── Brano fornito ──

Non lasciamo che le affascinanti immagini del Jurassic Park (1993) di Steven Spielberg ci traggano in inganno. I volatili attuali non discendono né dal Velociraptor né dal Deinonychus, entrambi dinosauri non-aviani nati nel Cretaceo. Gli uccelli comparvero ben prima di quei due, nel Giurassico. Difatti, circa 150 milioni di anni fa, nel Giurassico superiore, viveva l’Archaeopteryx etimologicamente “Ala ancestrale”. Dalle dimensioni di un piccione, era coperto di penne paragonabili a quelle degli uccelli di oggi, dotato di denti affilati e di una lunga coda formata da una ventina di vertebre. Le sue ali possedevano tre lunga dita artigliate. L’anatomia della sua spalla induceva a pensare che non era in grado di compiere un volo battuto e che si limitava a un volo planato. Oggi, dopo esame della struttura ossea delle braccia tramite una nuova tecnica a raggi X molto sensibile, gli scienziati ipotizzano che era capace di un volo attivo breve per schivare i predatori o superare un ostacolo, un po’ come il fagiano dei tempi nostri.

 2/ Conquista del volo

Gli uccelli hanno ereditato dai dinosauri i tratti che li caratterizzano; hanno ripreso dai loro antenati alcuni modelli che li hanno tramutati in animali adatti al volo. Prima di inoltrarci, integriamo subito il concetto di “Exaptation”(Exattamento o Cooptazione funzionale). Il termine inglese fu coniato nel 1982 dai paleontologi Elisabeth Vrba e Stephen Jay Gould per definire un preciso fenomeno: il fatto che un carattere modellato in un primo tempo dalla selezione naturale assuma in un secondo tempo un ruolo diverso di quello per il quale era stato selezionato. Usando una similitudine, è come se, in questo caso, gli organismi viventi non agissero da ingegnere ma da bricoleur. Come se, per rispondere a un’esigenza, non costruissero ex nuovo una determinata struttura ma riciclassero una struttura già esistente. L’adattamento al volo è frutto dell’exaptation.

Nel complicato apparato respiratorio degli uccelli, l’aria circola a senso unico; i polmoni sono collegati a dei sacchi aeriferi anteriori e posteriori che si prolungano all’interno delle ossa. Un sistema molto efficace nello scambio dei gas. Che forte! In pratica, si prendono due piccioni con una fava: da un lato, minore peso dello scheletro grazie alla pneumatizzazione delle ossa e dall’altro, ottimo rifornimento in ossigeno durante il volo, azione di per sé assai costosa a livello energetico.

───
── Elenco dati ──

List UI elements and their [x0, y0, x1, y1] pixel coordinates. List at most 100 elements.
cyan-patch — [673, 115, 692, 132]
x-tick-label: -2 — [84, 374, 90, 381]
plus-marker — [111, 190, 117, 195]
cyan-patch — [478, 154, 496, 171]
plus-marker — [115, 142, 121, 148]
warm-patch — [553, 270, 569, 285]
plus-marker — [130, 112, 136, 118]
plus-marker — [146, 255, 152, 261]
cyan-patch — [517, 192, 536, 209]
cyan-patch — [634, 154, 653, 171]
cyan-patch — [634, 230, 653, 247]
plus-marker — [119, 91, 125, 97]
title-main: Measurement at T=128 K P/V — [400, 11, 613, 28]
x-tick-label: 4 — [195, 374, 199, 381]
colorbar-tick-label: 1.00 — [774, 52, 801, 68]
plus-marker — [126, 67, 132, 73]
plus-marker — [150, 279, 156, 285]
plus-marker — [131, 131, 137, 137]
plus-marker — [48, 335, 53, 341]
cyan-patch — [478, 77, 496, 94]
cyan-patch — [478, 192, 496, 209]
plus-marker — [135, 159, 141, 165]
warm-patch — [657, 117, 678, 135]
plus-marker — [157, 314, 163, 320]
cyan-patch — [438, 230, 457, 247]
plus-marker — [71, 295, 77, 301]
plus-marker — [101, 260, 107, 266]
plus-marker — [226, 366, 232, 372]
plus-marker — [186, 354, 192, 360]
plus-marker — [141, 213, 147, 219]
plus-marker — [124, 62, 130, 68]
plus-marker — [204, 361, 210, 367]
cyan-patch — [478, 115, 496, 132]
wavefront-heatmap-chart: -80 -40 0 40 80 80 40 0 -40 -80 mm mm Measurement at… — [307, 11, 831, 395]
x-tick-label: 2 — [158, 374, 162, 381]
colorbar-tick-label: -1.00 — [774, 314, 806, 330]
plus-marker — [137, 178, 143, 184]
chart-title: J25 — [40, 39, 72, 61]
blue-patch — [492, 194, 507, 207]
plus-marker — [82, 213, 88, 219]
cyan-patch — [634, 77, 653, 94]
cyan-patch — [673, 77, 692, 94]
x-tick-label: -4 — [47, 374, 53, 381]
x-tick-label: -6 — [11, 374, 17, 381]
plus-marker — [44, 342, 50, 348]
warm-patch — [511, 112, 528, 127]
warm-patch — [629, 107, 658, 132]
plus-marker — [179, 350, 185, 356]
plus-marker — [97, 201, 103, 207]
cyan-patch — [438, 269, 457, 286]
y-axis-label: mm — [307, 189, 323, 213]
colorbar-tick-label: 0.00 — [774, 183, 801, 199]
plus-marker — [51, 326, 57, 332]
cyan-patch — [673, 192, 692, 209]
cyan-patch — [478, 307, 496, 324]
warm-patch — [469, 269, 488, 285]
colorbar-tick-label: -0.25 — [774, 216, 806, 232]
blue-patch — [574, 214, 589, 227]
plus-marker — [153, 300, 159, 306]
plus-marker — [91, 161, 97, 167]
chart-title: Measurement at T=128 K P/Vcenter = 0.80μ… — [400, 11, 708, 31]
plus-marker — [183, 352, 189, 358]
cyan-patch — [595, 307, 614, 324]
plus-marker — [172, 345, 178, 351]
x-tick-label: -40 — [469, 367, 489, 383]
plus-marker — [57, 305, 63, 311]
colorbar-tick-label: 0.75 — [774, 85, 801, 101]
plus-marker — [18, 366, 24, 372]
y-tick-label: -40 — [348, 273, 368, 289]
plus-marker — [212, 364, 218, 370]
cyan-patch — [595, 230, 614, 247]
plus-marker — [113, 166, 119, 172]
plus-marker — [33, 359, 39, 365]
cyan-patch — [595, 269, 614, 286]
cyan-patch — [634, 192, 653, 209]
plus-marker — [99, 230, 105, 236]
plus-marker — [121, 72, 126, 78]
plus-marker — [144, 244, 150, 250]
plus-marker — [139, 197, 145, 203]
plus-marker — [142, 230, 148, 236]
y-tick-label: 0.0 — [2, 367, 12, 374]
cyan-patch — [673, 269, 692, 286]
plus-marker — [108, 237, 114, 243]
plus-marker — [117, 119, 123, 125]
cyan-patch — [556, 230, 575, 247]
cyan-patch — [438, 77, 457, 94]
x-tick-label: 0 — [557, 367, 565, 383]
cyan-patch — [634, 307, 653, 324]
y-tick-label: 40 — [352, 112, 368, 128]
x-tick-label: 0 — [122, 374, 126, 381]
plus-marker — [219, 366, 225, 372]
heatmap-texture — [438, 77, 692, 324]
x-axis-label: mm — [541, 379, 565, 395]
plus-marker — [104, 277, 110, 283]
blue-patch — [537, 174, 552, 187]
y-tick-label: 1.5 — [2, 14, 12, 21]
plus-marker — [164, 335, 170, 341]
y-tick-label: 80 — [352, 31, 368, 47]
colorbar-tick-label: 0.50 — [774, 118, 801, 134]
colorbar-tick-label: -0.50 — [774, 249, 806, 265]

───

> _Azioni richieste_
a. Spiega in una-tre frasi perché, secondo il brano sull'origine degli uccelli, il loro apparato respiratorio permette di prendere due piccioni con una fava.
b. Riporta dal brano sull'origine degli uccelli il passo che comincia con "Nel complicato apparato" e termina con "a livello energetico.".
I dati non c'entrano con quanto richiesto.

> _Risposte_
a. I polmoni sono collegati a sacchi aeriferi che si prolungano dentro le ossa, quindi la pneumatizzazione delle ossa rende lo scheletro più leggero. Allo stesso tempo il sistema, molto efficace nello scambio dei gas, assicura un ottimo rifornimento di ossigeno durante il volo, che richiede molta energia.

b.
Nel complicato apparato respiratorio degli uccelli, l’aria circola a senso unico; i polmoni sono collegati a dei sacchi aeriferi anteriori e posteriori che si prolungano all’interno delle ossa. Un sistema molto efficace nello scambio dei gas. Che forte! In pratica, si prendono due piccioni con una fava: da un lato, minore peso dello scheletro grazie alla pneumatizzazione delle ossa e dall’altro, ottimo rifornimento in ossigeno durante il volo, azione di per sé assai costosa a livello energetico.